▶ Exercise requirements:
Each line that holds the word "Qatari" counts once; give the total number of such lines and nothing else.

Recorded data

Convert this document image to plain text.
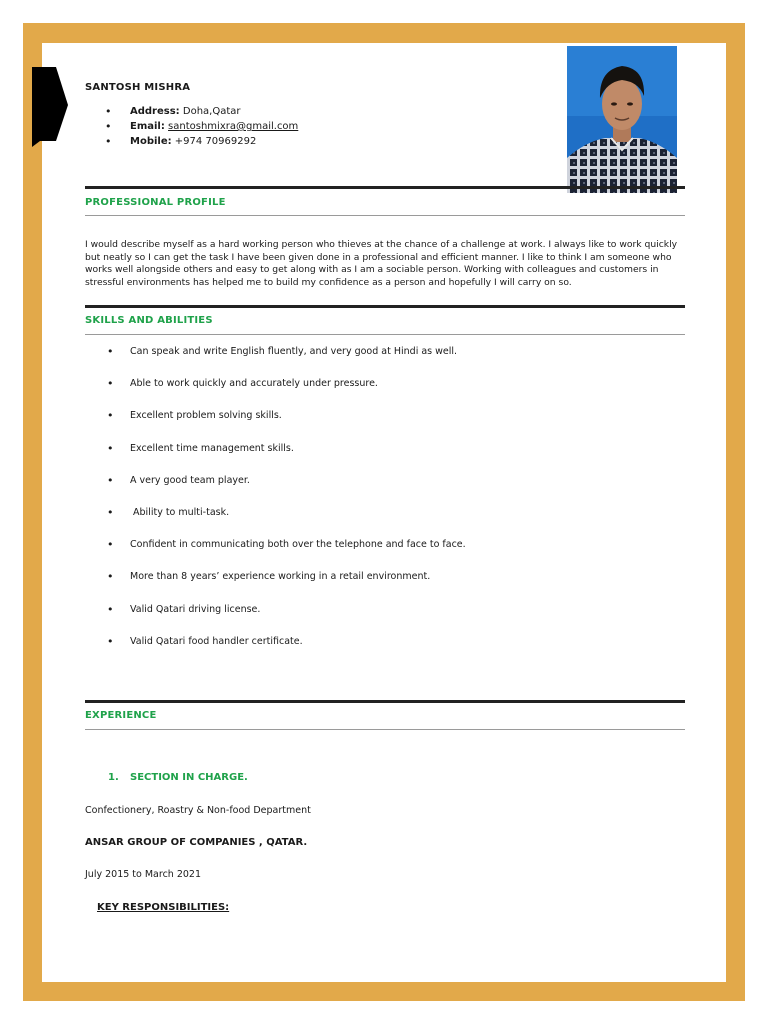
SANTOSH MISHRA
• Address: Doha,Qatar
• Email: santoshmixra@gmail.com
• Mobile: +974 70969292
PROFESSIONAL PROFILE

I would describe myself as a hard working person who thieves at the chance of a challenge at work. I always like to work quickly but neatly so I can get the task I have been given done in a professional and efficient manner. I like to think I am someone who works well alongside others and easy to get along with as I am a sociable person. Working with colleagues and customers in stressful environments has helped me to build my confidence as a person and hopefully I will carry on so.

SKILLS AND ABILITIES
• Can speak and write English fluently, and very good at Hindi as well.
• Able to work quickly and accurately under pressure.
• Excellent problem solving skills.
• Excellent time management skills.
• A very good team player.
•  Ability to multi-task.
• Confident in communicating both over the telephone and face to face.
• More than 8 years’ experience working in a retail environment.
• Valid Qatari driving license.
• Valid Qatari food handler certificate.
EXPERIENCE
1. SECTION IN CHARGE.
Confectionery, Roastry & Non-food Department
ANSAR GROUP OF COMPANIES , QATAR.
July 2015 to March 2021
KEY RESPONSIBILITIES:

▶ Solution to the problem:
2